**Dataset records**
______
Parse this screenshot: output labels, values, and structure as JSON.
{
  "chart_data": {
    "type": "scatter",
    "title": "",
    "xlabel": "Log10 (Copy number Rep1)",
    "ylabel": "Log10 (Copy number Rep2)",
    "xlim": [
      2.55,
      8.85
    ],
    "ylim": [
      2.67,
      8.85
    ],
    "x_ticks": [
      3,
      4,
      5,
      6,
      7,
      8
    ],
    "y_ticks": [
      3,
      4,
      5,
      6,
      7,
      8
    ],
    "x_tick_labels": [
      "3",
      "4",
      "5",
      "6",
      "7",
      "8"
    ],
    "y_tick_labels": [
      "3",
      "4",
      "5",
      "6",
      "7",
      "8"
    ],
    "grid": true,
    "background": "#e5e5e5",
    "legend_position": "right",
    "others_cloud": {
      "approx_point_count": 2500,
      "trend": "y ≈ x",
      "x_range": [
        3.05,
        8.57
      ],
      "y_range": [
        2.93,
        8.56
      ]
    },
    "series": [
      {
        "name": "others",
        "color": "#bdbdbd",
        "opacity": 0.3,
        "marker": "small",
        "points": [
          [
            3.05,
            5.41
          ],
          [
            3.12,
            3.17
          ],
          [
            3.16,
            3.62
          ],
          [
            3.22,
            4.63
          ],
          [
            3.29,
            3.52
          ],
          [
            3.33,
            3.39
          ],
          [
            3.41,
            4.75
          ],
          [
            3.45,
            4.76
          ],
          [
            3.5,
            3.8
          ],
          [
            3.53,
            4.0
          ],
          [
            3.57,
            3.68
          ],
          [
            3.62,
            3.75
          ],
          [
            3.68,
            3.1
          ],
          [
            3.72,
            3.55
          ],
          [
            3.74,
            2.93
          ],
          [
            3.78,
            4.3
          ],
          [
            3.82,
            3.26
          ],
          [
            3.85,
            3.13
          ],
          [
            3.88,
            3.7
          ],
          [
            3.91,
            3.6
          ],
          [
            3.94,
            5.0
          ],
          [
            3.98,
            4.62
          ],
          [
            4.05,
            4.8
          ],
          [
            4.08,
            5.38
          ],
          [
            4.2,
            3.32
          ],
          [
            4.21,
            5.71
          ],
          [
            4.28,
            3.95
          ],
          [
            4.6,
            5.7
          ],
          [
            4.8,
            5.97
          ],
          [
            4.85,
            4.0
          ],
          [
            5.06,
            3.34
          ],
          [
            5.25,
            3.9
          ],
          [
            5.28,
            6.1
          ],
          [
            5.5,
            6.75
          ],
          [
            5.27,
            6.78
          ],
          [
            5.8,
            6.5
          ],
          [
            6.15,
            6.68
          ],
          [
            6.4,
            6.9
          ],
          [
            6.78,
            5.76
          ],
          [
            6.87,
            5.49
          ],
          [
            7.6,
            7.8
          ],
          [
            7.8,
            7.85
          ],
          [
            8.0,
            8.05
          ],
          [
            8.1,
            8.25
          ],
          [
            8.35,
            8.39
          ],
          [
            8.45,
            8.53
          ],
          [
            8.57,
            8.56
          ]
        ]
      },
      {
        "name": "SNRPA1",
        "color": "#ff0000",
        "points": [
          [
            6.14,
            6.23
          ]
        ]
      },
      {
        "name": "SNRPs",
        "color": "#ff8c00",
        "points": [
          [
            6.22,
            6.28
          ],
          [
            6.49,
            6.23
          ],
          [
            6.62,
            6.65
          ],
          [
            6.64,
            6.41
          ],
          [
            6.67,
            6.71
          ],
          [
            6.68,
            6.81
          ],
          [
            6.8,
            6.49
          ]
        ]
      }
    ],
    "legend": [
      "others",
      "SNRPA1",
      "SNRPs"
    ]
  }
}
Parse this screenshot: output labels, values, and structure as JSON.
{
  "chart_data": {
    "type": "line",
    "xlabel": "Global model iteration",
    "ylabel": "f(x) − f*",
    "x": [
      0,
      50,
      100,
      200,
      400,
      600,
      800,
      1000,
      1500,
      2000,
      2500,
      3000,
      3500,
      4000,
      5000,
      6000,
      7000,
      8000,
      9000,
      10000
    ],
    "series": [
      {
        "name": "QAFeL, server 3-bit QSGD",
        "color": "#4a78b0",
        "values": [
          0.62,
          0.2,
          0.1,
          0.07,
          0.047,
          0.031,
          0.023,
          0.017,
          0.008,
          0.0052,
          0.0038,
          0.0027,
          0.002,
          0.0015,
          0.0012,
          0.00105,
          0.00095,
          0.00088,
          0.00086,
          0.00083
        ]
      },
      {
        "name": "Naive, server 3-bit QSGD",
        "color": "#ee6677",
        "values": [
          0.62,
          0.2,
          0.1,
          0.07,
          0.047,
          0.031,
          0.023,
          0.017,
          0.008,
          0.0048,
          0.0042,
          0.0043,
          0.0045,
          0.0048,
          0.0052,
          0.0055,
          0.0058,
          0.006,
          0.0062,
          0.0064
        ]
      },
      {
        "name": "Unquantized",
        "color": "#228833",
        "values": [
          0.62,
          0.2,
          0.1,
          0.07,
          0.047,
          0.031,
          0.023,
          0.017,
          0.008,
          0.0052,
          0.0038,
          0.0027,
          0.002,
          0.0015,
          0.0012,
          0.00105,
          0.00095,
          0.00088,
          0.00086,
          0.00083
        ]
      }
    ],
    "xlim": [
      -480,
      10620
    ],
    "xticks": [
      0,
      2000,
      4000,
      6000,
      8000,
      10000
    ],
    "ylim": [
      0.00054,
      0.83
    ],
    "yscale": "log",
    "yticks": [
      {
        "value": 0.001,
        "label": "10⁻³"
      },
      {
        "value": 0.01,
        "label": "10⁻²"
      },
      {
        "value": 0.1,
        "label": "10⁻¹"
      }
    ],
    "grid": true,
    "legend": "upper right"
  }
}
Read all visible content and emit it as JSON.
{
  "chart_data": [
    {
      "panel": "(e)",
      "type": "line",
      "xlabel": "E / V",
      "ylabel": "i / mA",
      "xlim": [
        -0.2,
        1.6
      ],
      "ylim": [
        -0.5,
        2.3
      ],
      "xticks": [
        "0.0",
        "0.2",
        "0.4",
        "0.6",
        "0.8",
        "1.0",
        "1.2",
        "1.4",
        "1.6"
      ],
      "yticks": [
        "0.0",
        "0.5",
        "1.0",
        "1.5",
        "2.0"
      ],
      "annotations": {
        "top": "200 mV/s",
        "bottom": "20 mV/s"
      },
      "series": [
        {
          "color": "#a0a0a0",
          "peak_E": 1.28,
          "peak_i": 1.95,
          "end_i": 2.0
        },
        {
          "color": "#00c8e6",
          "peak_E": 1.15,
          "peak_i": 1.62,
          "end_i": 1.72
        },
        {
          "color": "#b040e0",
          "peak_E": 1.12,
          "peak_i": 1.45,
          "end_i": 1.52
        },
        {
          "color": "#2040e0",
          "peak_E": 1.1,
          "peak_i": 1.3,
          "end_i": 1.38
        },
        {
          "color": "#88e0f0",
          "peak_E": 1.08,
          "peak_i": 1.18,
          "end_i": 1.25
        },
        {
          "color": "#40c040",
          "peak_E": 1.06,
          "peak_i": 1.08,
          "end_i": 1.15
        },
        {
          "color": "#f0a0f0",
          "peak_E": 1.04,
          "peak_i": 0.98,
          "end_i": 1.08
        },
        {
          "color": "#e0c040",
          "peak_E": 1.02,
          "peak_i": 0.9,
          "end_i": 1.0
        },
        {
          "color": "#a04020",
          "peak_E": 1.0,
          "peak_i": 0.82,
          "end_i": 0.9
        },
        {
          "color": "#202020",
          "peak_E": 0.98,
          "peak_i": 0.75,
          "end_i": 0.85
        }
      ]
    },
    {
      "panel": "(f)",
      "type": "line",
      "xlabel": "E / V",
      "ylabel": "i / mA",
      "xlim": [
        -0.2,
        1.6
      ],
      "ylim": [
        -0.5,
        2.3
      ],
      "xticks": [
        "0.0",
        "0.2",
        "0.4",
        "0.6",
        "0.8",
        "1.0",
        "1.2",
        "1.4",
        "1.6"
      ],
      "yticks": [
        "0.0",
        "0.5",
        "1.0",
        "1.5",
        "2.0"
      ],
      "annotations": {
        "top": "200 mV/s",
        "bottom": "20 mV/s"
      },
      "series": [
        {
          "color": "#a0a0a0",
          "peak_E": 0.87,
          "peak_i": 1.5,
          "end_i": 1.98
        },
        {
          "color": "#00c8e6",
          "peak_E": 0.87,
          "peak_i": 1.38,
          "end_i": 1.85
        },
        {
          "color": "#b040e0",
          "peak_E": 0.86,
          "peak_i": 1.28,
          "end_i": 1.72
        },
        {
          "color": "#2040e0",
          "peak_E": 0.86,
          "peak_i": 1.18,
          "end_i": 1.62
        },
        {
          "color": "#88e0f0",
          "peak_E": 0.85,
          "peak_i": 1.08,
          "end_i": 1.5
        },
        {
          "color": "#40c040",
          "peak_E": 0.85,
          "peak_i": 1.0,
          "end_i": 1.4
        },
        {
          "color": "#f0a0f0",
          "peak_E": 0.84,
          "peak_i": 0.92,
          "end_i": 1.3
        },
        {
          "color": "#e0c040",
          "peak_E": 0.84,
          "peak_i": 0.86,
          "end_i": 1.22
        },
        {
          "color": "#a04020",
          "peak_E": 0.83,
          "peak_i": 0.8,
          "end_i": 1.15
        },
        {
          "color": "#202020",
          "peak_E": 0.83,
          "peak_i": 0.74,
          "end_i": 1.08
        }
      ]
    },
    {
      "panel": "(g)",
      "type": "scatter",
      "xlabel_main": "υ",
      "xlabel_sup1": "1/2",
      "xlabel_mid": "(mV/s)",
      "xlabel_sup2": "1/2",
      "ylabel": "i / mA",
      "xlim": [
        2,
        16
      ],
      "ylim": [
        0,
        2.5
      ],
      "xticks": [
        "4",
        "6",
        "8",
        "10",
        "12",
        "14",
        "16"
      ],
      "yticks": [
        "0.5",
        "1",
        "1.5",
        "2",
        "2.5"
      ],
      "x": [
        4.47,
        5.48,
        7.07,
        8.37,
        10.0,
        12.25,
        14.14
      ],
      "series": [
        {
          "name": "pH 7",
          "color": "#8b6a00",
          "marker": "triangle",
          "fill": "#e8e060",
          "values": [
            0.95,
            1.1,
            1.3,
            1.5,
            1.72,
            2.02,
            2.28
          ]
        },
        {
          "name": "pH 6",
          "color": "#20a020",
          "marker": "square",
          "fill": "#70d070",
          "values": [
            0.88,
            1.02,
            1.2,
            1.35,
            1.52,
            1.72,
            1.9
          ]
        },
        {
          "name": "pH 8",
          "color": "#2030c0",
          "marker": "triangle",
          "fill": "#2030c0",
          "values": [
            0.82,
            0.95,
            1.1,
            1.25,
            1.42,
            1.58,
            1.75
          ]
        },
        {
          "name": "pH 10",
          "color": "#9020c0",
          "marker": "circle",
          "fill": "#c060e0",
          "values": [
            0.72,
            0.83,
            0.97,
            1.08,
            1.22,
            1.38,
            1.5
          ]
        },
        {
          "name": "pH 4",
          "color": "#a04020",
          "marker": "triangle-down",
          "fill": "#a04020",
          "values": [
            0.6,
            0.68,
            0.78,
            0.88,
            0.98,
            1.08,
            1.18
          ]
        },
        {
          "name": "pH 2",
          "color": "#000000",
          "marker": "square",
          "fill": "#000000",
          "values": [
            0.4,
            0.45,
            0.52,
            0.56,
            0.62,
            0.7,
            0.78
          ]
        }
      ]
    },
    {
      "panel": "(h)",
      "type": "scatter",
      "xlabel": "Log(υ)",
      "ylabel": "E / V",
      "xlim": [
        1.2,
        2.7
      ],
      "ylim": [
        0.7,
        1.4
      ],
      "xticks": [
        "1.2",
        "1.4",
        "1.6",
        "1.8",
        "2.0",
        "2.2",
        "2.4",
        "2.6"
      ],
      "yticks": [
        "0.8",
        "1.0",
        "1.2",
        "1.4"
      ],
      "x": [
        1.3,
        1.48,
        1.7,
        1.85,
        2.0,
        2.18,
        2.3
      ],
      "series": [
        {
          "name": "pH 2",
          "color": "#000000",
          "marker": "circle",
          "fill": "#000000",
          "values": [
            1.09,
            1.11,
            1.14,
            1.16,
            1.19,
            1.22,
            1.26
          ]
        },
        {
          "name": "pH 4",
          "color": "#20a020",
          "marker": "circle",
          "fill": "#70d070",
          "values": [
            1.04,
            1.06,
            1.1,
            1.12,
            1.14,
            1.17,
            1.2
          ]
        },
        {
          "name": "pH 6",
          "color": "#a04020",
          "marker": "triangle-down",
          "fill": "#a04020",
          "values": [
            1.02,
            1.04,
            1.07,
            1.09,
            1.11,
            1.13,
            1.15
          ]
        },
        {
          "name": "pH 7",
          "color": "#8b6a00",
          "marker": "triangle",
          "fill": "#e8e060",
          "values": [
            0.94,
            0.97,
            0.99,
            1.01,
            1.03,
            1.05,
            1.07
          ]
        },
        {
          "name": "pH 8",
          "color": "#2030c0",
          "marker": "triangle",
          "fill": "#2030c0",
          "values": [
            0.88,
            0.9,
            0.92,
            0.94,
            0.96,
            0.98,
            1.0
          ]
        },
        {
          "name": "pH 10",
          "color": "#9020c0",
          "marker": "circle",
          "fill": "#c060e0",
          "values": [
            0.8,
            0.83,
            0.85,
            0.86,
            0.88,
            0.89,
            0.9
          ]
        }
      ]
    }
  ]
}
______
**REQUIRED WORK**
Report only the number of lines in the data above that contain "Copy".

**EXERCISE RESULT**
2